**Instructions to follow:** Leave the pictures out and transcribe every record exactly.

== Extracted records ==

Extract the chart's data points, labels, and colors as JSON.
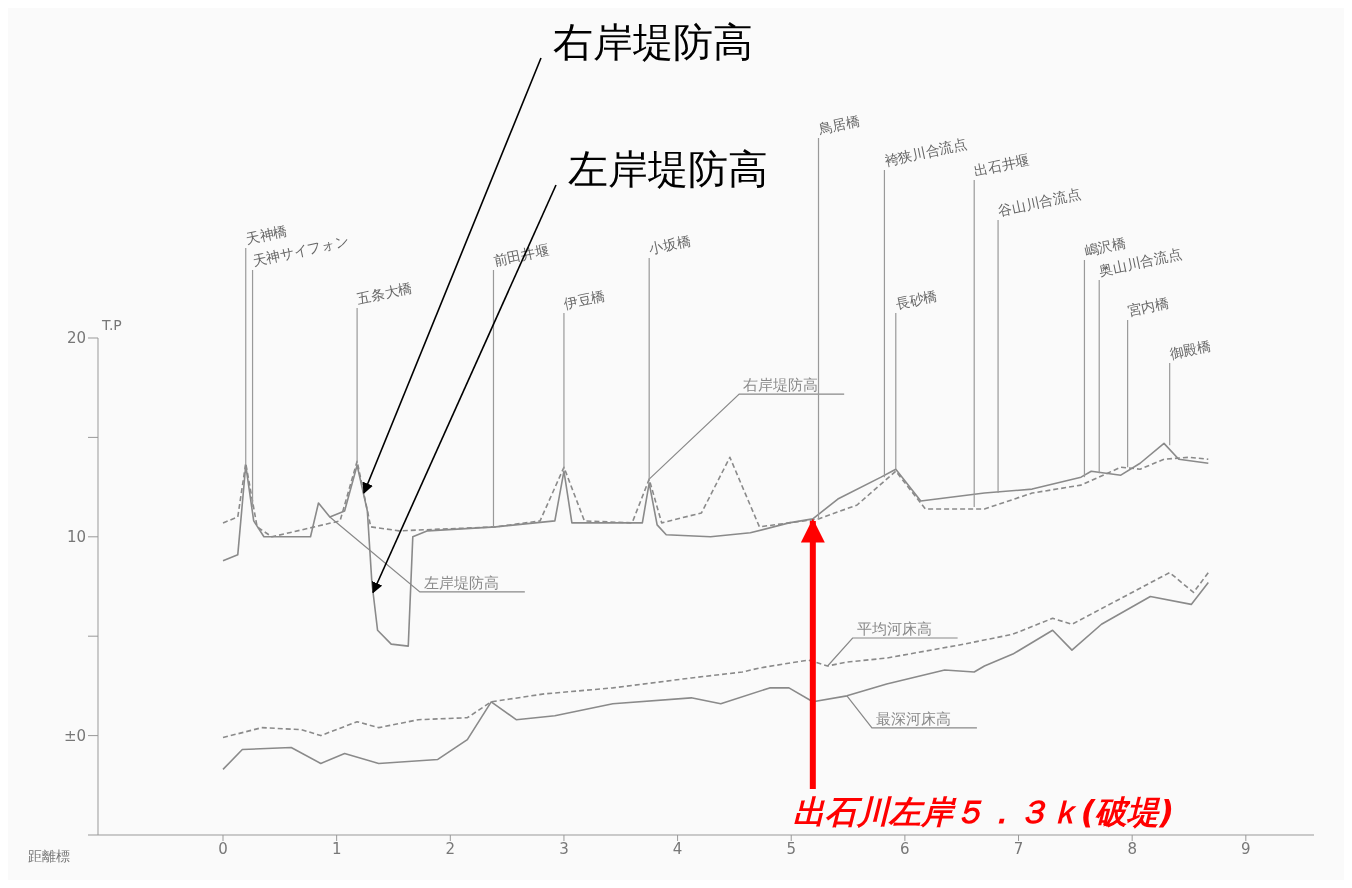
{
  "chart_data": {
    "type": "line",
    "xlabel": "距離標",
    "ylabel": "T.P",
    "xlim": [
      -1.1,
      9.6
    ],
    "ylim": [
      -5,
      20
    ],
    "xticks": [
      0,
      1,
      2,
      3,
      4,
      5,
      6,
      7,
      8,
      9
    ],
    "yticks": [
      {
        "value": -5,
        "label": null
      },
      {
        "value": 0,
        "label": "±0"
      },
      {
        "value": 5,
        "label": null
      },
      10,
      {
        "value": 15,
        "label": null
      },
      20
    ],
    "marker": "none",
    "series": [
      {
        "name": "右岸堤防高",
        "color": "#8a8a8a",
        "line_style": "dashed",
        "x": [
          0,
          0.13,
          0.2,
          0.3,
          0.43,
          1.03,
          1.18,
          1.3,
          1.55,
          2.4,
          2.79,
          3.0,
          3.18,
          3.6,
          3.75,
          3.86,
          4.21,
          4.46,
          4.72,
          4.98,
          5.24,
          5.58,
          5.92,
          6.18,
          6.7,
          7.12,
          7.55,
          7.9,
          8.07,
          8.28,
          8.5,
          8.67
        ],
        "values": [
          10.7,
          11.0,
          13.7,
          10.5,
          10.0,
          10.8,
          13.8,
          10.5,
          10.3,
          10.5,
          10.8,
          13.5,
          10.8,
          10.7,
          12.9,
          10.7,
          11.2,
          14.0,
          10.5,
          10.7,
          10.9,
          11.6,
          13.3,
          11.4,
          11.4,
          12.2,
          12.6,
          13.5,
          13.4,
          13.9,
          14.0,
          13.9
        ]
      },
      {
        "name": "左岸堤防高",
        "color": "#8a8a8a",
        "line_style": "solid",
        "x": [
          0,
          0.13,
          0.2,
          0.27,
          0.36,
          0.77,
          0.84,
          0.94,
          1.07,
          1.18,
          1.27,
          1.31,
          1.36,
          1.48,
          1.63,
          1.67,
          1.8,
          2.4,
          2.92,
          3.0,
          3.07,
          3.69,
          3.75,
          3.82,
          3.9,
          4.29,
          4.64,
          4.98,
          5.19,
          5.41,
          5.79,
          5.92,
          6.14,
          6.7,
          7.12,
          7.55,
          7.64,
          7.9,
          8.07,
          8.28,
          8.41,
          8.67
        ],
        "values": [
          8.8,
          9.1,
          13.6,
          10.8,
          10.0,
          10.0,
          11.7,
          11.0,
          11.3,
          13.6,
          11.3,
          7.7,
          5.3,
          4.6,
          4.5,
          10.0,
          10.3,
          10.5,
          10.8,
          13.3,
          10.7,
          10.7,
          12.7,
          10.6,
          10.1,
          10.0,
          10.2,
          10.7,
          10.9,
          11.9,
          13.0,
          13.4,
          11.8,
          12.2,
          12.4,
          13.0,
          13.3,
          13.1,
          13.7,
          14.7,
          13.9,
          13.7
        ]
      },
      {
        "name": "平均河床高",
        "color": "#8a8a8a",
        "line_style": "dashed",
        "x": [
          0,
          0.34,
          0.69,
          0.86,
          1.18,
          1.37,
          1.72,
          2.15,
          2.36,
          2.83,
          3.43,
          4.12,
          4.57,
          4.72,
          5.15,
          5.32,
          5.49,
          5.84,
          6.52,
          6.95,
          7.3,
          7.47,
          7.9,
          8.33,
          8.54,
          8.67
        ],
        "values": [
          -0.1,
          0.4,
          0.3,
          0,
          0.7,
          0.4,
          0.8,
          0.9,
          1.7,
          2.1,
          2.4,
          2.9,
          3.2,
          3.4,
          3.8,
          3.5,
          3.7,
          3.9,
          4.6,
          5.1,
          5.9,
          5.6,
          6.9,
          8.2,
          7.2,
          8.2
        ]
      },
      {
        "name": "最深河床高",
        "color": "#8a8a8a",
        "line_style": "solid",
        "x": [
          0,
          0.17,
          0.6,
          0.86,
          1.07,
          1.37,
          1.89,
          2.15,
          2.36,
          2.58,
          2.92,
          3.43,
          4.12,
          4.38,
          4.81,
          4.98,
          5.19,
          5.49,
          5.84,
          6.35,
          6.61,
          6.7,
          6.95,
          7.3,
          7.47,
          7.73,
          8.16,
          8.52,
          8.67
        ],
        "values": [
          -1.7,
          -0.7,
          -0.6,
          -1.4,
          -0.9,
          -1.4,
          -1.2,
          -0.2,
          1.7,
          0.8,
          1.0,
          1.6,
          1.9,
          1.6,
          2.4,
          2.4,
          1.7,
          2.0,
          2.6,
          3.3,
          3.2,
          3.5,
          4.1,
          5.3,
          4.3,
          5.6,
          7.0,
          6.6,
          7.7
        ]
      }
    ],
    "annotations": [
      {
        "text": "天神橋",
        "x": 0.2,
        "y": 13.6
      },
      {
        "text": "天神サイフォン",
        "x": 0.26,
        "y": 11.5
      },
      {
        "text": "五条大橋",
        "x": 1.18,
        "y": 13.7
      },
      {
        "text": "前田井堰",
        "x": 2.38,
        "y": 10.5
      },
      {
        "text": "伊豆橋",
        "x": 3.0,
        "y": 13.4
      },
      {
        "text": "小坂橋",
        "x": 3.75,
        "y": 12.8
      },
      {
        "text": "鳥居橋",
        "x": 5.24,
        "y": 10.9
      },
      {
        "text": "袴狭川合流点",
        "x": 5.82,
        "y": 13.0
      },
      {
        "text": "長砂橋",
        "x": 5.92,
        "y": 13.4
      },
      {
        "text": "出石井堰",
        "x": 6.61,
        "y": 11.5
      },
      {
        "text": "谷山川合流点",
        "x": 6.82,
        "y": 12.2
      },
      {
        "text": "嶋沢橋",
        "x": 7.58,
        "y": 13.0
      },
      {
        "text": "奥山川合流点",
        "x": 7.71,
        "y": 13.2
      },
      {
        "text": "宮内橋",
        "x": 7.96,
        "y": 13.5
      },
      {
        "text": "御殿橋",
        "x": 8.33,
        "y": 14.6
      },
      {
        "text": "右岸堤防高",
        "x": 1.24,
        "y": 12.2
      },
      {
        "text": "左岸堤防高",
        "x": 1.32,
        "y": 7.2
      },
      {
        "text": "出石川左岸５．３ｋ(破堤)",
        "x": 5.19,
        "y": 11.0
      }
    ]
  }
}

===

**Solution for this task:**
Extract the chart's data points, labels, and colors as JSON.
{
  "chart_data": {
    "type": "line",
    "xlabel": "距離標",
    "ylabel": "T.P",
    "xlim": [
      -1.1,
      9.6
    ],
    "ylim": [
      -5,
      20
    ],
    "xticks": [
      0,
      1,
      2,
      3,
      4,
      5,
      6,
      7,
      8,
      9
    ],
    "yticks": [
      {
        "value": -5,
        "label": null
      },
      {
        "value": 0,
        "label": "±0"
      },
      {
        "value": 5,
        "label": null
      },
      10,
      {
        "value": 15,
        "label": null
      },
      20
    ],
    "marker": "none",
    "series": [
      {
        "name": "右岸堤防高",
        "color": "#8a8a8a",
        "line_style": "dashed",
        "x": [
          0,
          0.13,
          0.2,
          0.3,
          0.43,
          1.03,
          1.18,
          1.3,
          1.55,
          2.4,
          2.79,
          3.0,
          3.18,
          3.6,
          3.75,
          3.86,
          4.21,
          4.46,
          4.72,
          4.98,
          5.24,
          5.58,
          5.92,
          6.18,
          6.7,
          7.12,
          7.55,
          7.9,
          8.07,
          8.28,
          8.5,
          8.67
        ],
        "values": [
          10.7,
          11.0,
          13.7,
          10.5,
          10.0,
          10.8,
          13.8,
          10.5,
          10.3,
          10.5,
          10.8,
          13.5,
          10.8,
          10.7,
          12.9,
          10.7,
          11.2,
          14.0,
          10.5,
          10.7,
          10.9,
          11.6,
          13.3,
          11.4,
          11.4,
          12.2,
          12.6,
          13.5,
          13.4,
          13.9,
          14.0,
          13.9
        ]
      },
      {
        "name": "左岸堤防高",
        "color": "#8a8a8a",
        "line_style": "solid",
        "x": [
          0,
          0.13,
          0.2,
          0.27,
          0.36,
          0.77,
          0.84,
          0.94,
          1.07,
          1.18,
          1.27,
          1.31,
          1.36,
          1.48,
          1.63,
          1.67,
          1.8,
          2.4,
          2.92,
          3.0,
          3.07,
          3.69,
          3.75,
          3.82,
          3.9,
          4.29,
          4.64,
          4.98,
          5.19,
          5.41,
          5.79,
          5.92,
          6.14,
          6.7,
          7.12,
          7.55,
          7.64,
          7.9,
          8.07,
          8.28,
          8.41,
          8.67
        ],
        "values": [
          8.8,
          9.1,
          13.6,
          10.8,
          10.0,
          10.0,
          11.7,
          11.0,
          11.3,
          13.6,
          11.3,
          7.7,
          5.3,
          4.6,
          4.5,
          10.0,
          10.3,
          10.5,
          10.8,
          13.3,
          10.7,
          10.7,
          12.7,
          10.6,
          10.1,
          10.0,
          10.2,
          10.7,
          10.9,
          11.9,
          13.0,
          13.4,
          11.8,
          12.2,
          12.4,
          13.0,
          13.3,
          13.1,
          13.7,
          14.7,
          13.9,
          13.7
        ]
      },
      {
        "name": "平均河床高",
        "color": "#8a8a8a",
        "line_style": "dashed",
        "x": [
          0,
          0.34,
          0.69,
          0.86,
          1.18,
          1.37,
          1.72,
          2.15,
          2.36,
          2.83,
          3.43,
          4.12,
          4.57,
          4.72,
          5.15,
          5.32,
          5.49,
          5.84,
          6.52,
          6.95,
          7.3,
          7.47,
          7.9,
          8.33,
          8.54,
          8.67
        ],
        "values": [
          -0.1,
          0.4,
          0.3,
          0,
          0.7,
          0.4,
          0.8,
          0.9,
          1.7,
          2.1,
          2.4,
          2.9,
          3.2,
          3.4,
          3.8,
          3.5,
          3.7,
          3.9,
          4.6,
          5.1,
          5.9,
          5.6,
          6.9,
          8.2,
          7.2,
          8.2
        ]
      },
      {
        "name": "最深河床高",
        "color": "#8a8a8a",
        "line_style": "solid",
        "x": [
          0,
          0.17,
          0.6,
          0.86,
          1.07,
          1.37,
          1.89,
          2.15,
          2.36,
          2.58,
          2.92,
          3.43,
          4.12,
          4.38,
          4.81,
          4.98,
          5.19,
          5.49,
          5.84,
          6.35,
          6.61,
          6.7,
          6.95,
          7.3,
          7.47,
          7.73,
          8.16,
          8.52,
          8.67
        ],
        "values": [
          -1.7,
          -0.7,
          -0.6,
          -1.4,
          -0.9,
          -1.4,
          -1.2,
          -0.2,
          1.7,
          0.8,
          1.0,
          1.6,
          1.9,
          1.6,
          2.4,
          2.4,
          1.7,
          2.0,
          2.6,
          3.3,
          3.2,
          3.5,
          4.1,
          5.3,
          4.3,
          5.6,
          7.0,
          6.6,
          7.7
        ]
      }
    ],
    "annotations": [
      {
        "text": "天神橋",
        "x": 0.2,
        "y": 13.6
      },
      {
        "text": "天神サイフォン",
        "x": 0.26,
        "y": 11.5
      },
      {
        "text": "五条大橋",
        "x": 1.18,
        "y": 13.7
      },
      {
        "text": "前田井堰",
        "x": 2.38,
        "y": 10.5
      },
      {
        "text": "伊豆橋",
        "x": 3.0,
        "y": 13.4
      },
      {
        "text": "小坂橋",
        "x": 3.75,
        "y": 12.8
      },
      {
        "text": "鳥居橋",
        "x": 5.24,
        "y": 10.9
      },
      {
        "text": "袴狭川合流点",
        "x": 5.82,
        "y": 13.0
      },
      {
        "text": "長砂橋",
        "x": 5.92,
        "y": 13.4
      },
      {
        "text": "出石井堰",
        "x": 6.61,
        "y": 11.5
      },
      {
        "text": "谷山川合流点",
        "x": 6.82,
        "y": 12.2
      },
      {
        "text": "嶋沢橋",
        "x": 7.58,
        "y": 13.0
      },
      {
        "text": "奥山川合流点",
        "x": 7.71,
        "y": 13.2
      },
      {
        "text": "宮内橋",
        "x": 7.96,
        "y": 13.5
      },
      {
        "text": "御殿橋",
        "x": 8.33,
        "y": 14.6
      },
      {
        "text": "右岸堤防高",
        "x": 1.24,
        "y": 12.2
      },
      {
        "text": "左岸堤防高",
        "x": 1.32,
        "y": 7.2
      },
      {
        "text": "出石川左岸５．３ｋ(破堤)",
        "x": 5.19,
        "y": 11.0
      }
    ]
  }
}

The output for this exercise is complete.